TASK TO COMPLETE:
Report the count of lines below in which the string "Narrative" occurs; include nothing else.

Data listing
# # # #

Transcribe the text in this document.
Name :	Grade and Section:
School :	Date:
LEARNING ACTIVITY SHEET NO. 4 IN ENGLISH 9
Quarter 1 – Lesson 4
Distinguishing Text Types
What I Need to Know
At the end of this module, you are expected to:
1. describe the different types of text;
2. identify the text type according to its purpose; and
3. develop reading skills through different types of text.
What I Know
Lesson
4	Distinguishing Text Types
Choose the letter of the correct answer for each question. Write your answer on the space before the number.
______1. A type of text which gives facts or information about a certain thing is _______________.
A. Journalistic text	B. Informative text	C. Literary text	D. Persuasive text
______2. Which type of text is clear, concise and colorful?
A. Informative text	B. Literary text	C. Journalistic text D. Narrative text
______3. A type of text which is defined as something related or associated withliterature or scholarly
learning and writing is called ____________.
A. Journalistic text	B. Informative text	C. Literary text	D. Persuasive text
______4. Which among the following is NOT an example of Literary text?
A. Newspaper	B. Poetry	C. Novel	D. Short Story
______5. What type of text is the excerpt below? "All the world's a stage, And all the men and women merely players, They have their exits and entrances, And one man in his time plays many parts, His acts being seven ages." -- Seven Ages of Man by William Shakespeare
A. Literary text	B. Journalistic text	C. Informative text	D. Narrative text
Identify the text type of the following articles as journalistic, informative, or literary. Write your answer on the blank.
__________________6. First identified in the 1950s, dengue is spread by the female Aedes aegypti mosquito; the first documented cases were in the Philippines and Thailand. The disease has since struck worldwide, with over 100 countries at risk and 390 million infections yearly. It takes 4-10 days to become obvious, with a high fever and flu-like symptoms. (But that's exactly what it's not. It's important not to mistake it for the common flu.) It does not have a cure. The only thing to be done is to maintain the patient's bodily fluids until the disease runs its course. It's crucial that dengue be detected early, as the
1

# # # #

SOLUTION:
2